Where does the string "ГОСТ" appear? Copy every line of the entries below that holds it.
* begin *
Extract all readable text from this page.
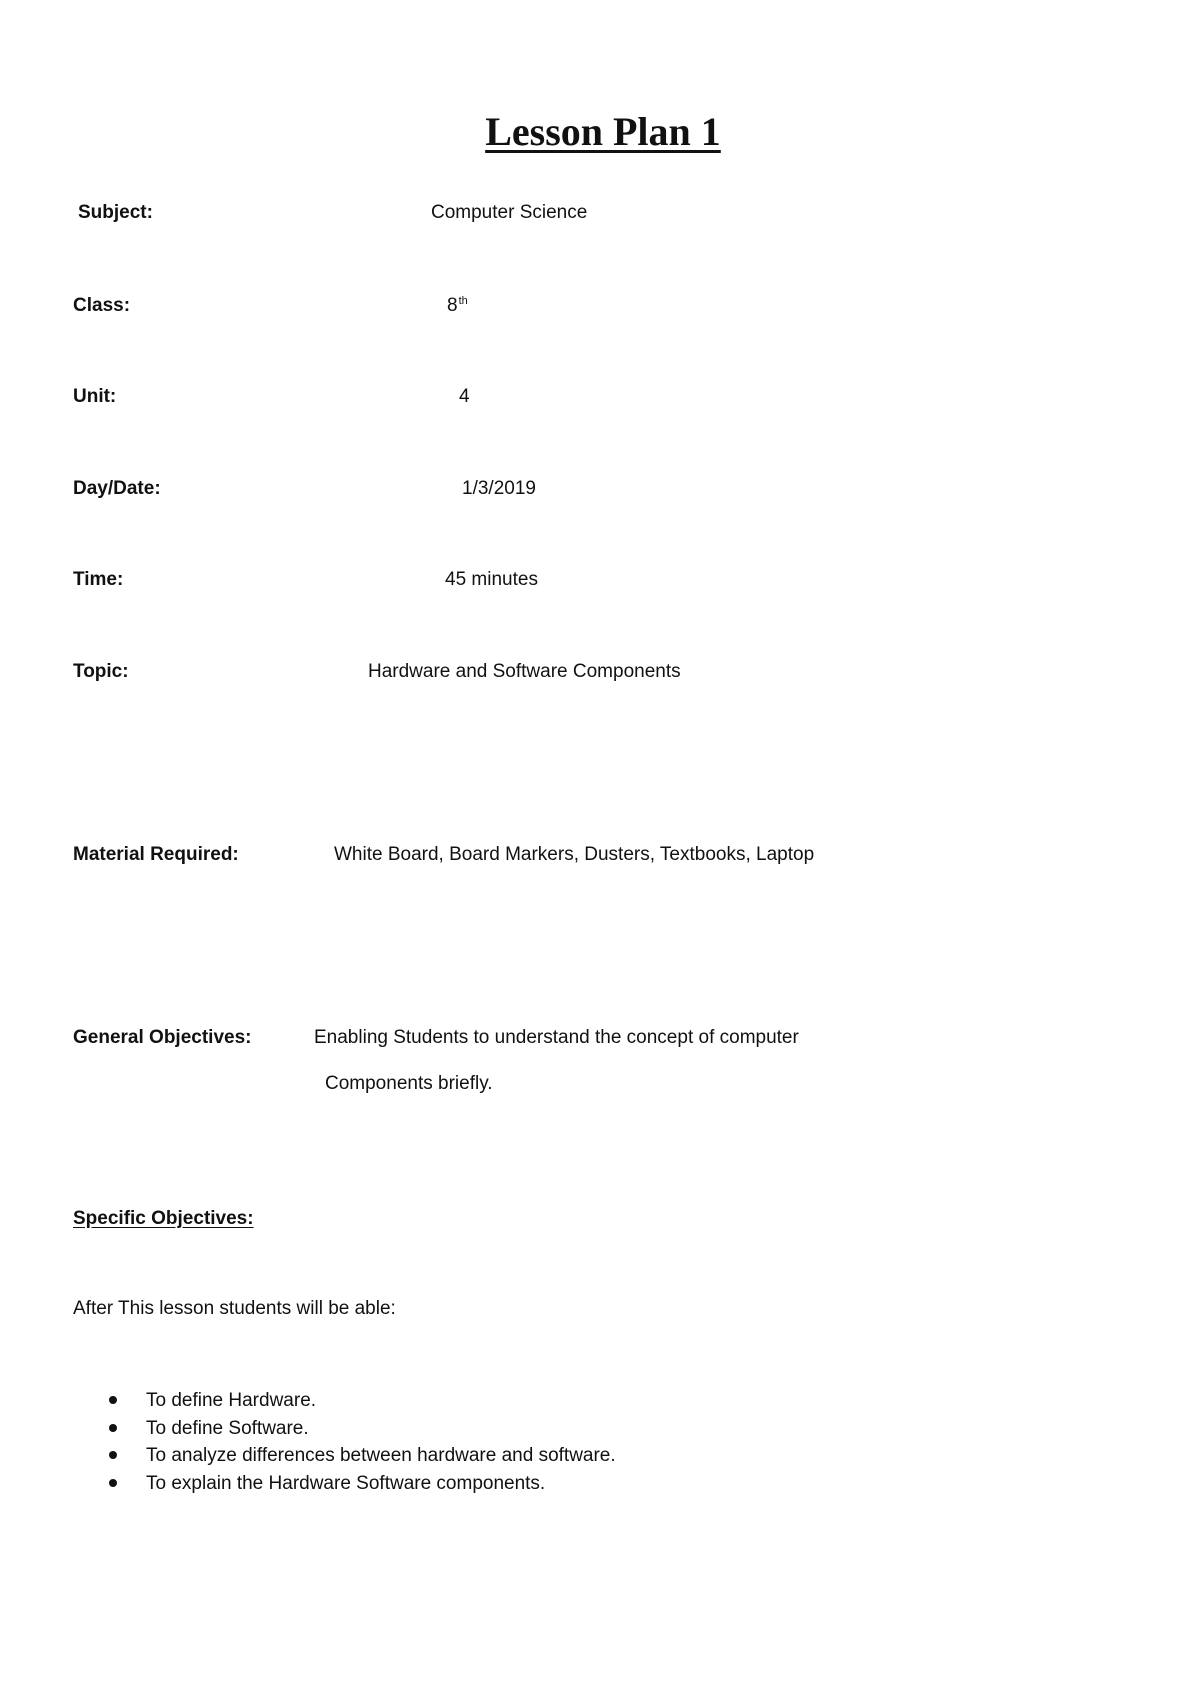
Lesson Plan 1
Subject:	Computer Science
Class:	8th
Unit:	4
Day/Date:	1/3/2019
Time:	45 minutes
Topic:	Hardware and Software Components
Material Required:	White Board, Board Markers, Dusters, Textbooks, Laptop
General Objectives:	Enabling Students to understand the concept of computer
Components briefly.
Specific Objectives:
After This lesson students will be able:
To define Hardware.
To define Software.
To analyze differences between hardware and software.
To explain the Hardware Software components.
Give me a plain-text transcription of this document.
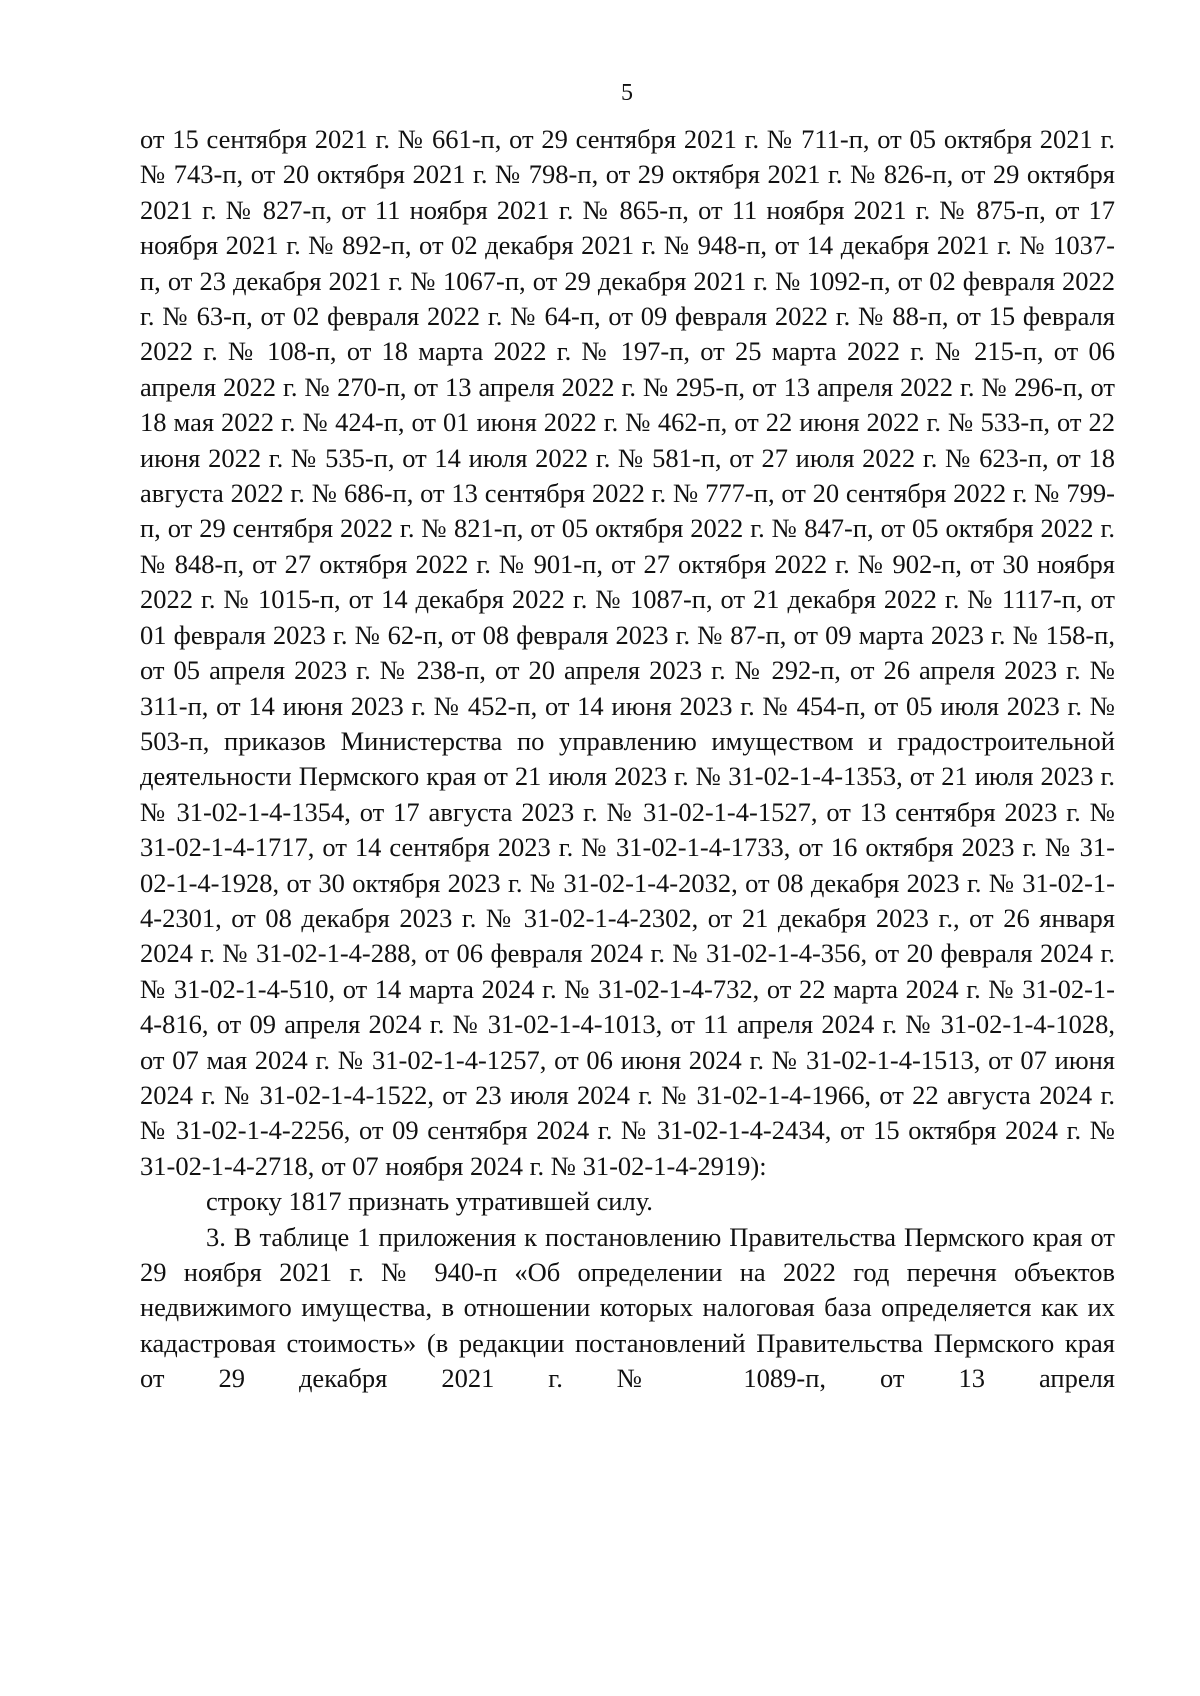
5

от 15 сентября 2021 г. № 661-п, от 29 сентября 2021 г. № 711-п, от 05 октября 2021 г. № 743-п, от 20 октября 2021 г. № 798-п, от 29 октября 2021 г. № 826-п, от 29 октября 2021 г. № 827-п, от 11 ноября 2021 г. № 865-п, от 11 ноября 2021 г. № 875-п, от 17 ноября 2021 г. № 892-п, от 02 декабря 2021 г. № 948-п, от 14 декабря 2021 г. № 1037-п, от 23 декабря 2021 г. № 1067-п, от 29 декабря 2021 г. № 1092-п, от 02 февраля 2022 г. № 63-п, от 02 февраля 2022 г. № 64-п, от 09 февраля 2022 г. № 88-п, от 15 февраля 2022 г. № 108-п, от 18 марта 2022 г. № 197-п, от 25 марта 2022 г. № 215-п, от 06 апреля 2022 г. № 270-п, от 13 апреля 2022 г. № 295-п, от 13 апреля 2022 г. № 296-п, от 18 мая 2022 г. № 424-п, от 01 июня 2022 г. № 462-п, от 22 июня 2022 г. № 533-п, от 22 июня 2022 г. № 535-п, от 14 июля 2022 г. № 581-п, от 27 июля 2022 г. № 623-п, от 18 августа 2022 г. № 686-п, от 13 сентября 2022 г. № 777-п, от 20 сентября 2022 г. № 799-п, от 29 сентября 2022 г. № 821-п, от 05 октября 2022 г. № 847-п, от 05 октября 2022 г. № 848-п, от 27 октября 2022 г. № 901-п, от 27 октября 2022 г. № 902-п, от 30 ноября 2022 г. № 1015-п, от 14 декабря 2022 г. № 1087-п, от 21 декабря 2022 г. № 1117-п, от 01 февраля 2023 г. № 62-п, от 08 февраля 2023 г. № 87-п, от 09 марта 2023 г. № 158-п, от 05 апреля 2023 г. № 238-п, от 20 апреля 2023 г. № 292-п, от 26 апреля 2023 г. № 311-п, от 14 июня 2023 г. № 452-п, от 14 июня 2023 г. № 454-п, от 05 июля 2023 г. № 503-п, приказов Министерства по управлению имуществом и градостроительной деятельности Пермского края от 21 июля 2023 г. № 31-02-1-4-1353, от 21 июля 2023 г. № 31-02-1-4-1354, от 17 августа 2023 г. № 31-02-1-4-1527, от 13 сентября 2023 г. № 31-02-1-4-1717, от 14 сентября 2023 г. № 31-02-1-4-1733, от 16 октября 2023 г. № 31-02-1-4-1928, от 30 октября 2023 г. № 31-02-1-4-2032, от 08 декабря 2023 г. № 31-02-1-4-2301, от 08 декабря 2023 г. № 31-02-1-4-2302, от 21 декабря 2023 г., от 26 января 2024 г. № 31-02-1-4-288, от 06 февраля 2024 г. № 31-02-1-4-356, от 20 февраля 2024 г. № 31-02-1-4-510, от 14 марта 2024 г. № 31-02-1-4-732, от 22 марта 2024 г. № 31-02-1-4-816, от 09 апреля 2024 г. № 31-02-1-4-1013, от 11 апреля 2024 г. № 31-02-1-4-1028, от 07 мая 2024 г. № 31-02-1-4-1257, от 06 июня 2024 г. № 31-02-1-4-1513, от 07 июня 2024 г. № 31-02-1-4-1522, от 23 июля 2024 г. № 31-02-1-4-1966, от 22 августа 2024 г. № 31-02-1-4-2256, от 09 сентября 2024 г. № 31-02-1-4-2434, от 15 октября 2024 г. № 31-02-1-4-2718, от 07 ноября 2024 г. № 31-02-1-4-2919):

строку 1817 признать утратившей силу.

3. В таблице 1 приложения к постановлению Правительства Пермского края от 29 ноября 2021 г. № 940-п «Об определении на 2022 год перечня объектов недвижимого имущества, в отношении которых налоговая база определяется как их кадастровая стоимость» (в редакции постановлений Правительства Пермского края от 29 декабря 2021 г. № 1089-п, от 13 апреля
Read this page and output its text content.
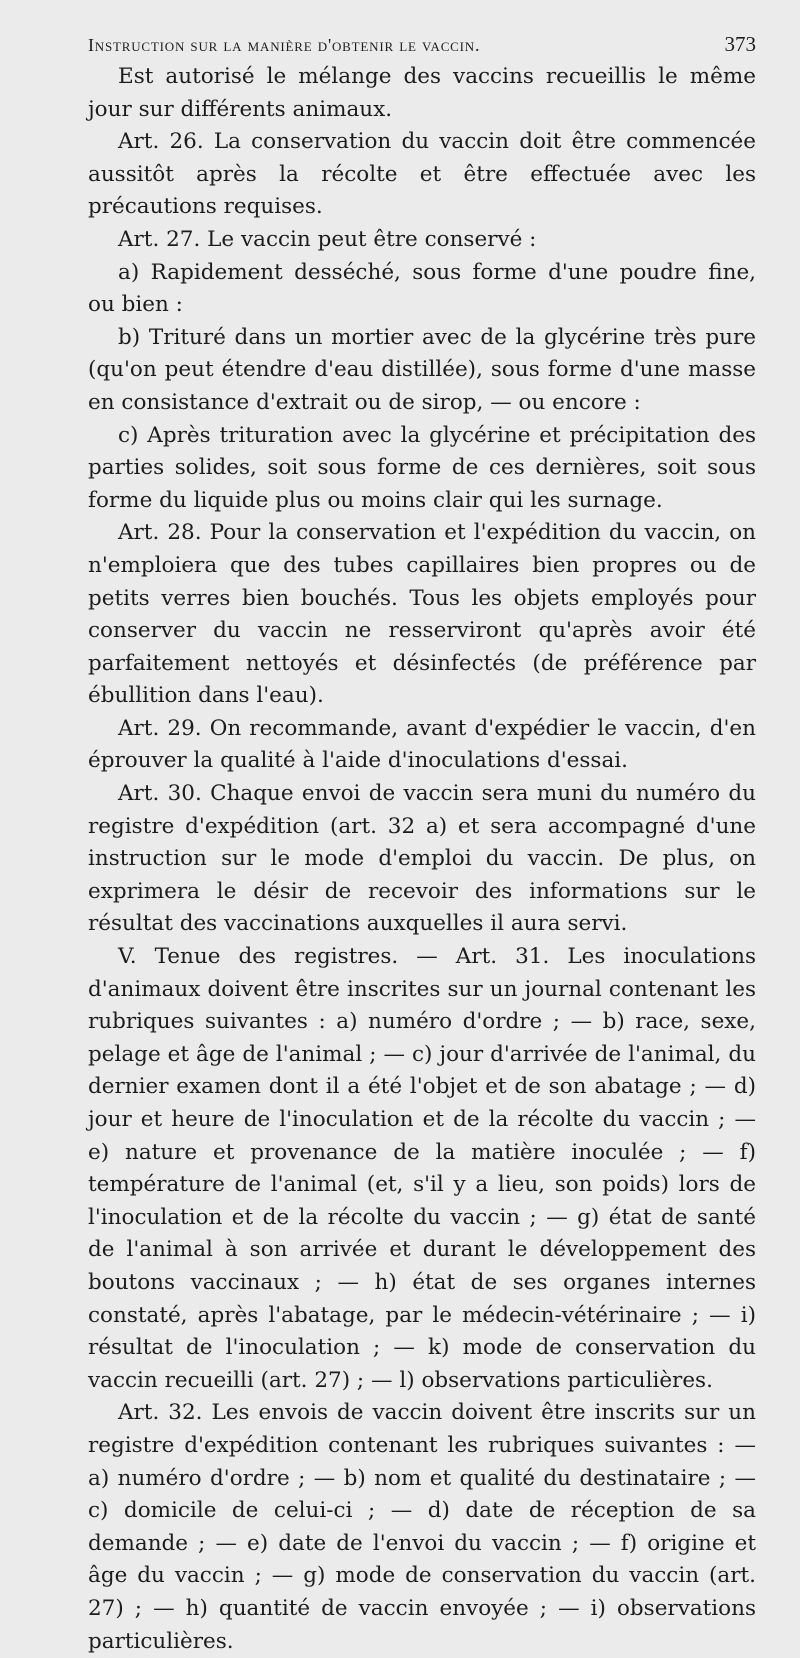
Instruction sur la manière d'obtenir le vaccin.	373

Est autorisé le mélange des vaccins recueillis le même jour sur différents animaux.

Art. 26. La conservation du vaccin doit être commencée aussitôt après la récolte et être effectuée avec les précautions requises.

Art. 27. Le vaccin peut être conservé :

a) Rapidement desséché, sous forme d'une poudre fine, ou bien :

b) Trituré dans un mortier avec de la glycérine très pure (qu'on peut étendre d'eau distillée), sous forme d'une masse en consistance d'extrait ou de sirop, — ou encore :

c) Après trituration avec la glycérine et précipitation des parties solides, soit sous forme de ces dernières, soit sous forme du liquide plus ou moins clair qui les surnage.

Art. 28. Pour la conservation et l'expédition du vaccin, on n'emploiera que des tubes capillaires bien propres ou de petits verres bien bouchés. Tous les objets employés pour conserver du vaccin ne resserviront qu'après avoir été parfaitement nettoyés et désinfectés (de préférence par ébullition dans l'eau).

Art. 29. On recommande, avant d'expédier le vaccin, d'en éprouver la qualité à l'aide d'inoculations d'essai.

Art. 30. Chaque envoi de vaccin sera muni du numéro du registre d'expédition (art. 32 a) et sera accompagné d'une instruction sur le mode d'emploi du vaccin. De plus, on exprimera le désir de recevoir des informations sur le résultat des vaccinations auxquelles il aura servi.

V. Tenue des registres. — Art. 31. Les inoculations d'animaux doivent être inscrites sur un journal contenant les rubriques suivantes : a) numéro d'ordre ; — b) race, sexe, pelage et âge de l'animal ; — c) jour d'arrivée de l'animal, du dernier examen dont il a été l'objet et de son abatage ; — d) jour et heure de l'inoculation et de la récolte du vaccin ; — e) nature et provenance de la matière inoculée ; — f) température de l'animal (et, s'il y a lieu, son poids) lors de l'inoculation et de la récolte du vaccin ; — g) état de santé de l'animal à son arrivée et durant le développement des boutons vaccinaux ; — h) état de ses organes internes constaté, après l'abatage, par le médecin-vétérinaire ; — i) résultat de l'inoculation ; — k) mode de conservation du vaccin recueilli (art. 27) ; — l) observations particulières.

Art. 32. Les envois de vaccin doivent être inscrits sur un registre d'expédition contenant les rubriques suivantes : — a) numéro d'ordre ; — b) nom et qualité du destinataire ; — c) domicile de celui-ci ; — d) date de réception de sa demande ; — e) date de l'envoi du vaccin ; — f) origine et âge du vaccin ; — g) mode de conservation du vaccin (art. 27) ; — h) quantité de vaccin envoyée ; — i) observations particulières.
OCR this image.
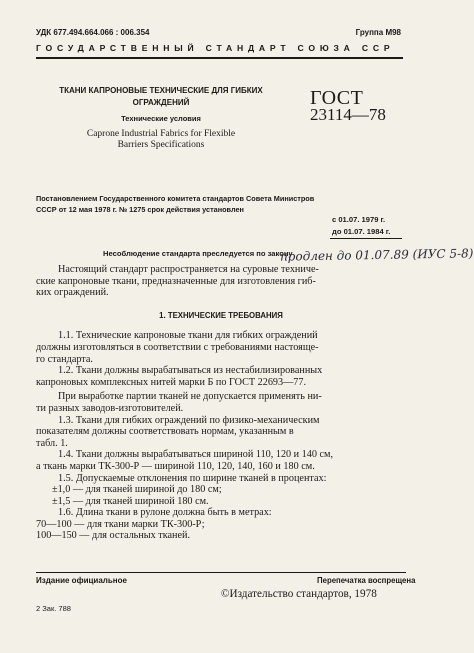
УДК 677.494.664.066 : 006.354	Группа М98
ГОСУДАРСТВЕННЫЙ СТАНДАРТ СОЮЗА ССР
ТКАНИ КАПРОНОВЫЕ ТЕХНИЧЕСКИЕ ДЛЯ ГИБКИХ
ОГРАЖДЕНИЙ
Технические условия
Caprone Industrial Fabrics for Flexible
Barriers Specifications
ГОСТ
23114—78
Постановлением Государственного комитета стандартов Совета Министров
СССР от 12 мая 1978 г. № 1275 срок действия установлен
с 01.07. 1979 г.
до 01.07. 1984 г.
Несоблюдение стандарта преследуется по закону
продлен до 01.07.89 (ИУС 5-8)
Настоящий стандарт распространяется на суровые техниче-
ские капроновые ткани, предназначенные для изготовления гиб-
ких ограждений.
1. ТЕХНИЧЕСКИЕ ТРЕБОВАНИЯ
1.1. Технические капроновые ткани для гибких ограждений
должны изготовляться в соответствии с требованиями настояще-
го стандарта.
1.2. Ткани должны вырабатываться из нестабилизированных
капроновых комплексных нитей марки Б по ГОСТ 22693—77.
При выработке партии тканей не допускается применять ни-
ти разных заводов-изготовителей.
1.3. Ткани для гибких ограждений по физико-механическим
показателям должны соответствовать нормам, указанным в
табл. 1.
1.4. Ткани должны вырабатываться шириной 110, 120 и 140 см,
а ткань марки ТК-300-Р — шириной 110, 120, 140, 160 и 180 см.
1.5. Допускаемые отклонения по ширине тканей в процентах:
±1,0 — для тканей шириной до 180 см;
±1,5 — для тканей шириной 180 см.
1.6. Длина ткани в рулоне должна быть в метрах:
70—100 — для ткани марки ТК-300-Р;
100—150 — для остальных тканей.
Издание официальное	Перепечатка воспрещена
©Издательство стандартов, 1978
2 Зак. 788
* end *
• _Exercise response_
ГОСТ
капроновых комплексных нитей марки Б по ГОСТ 22693—77.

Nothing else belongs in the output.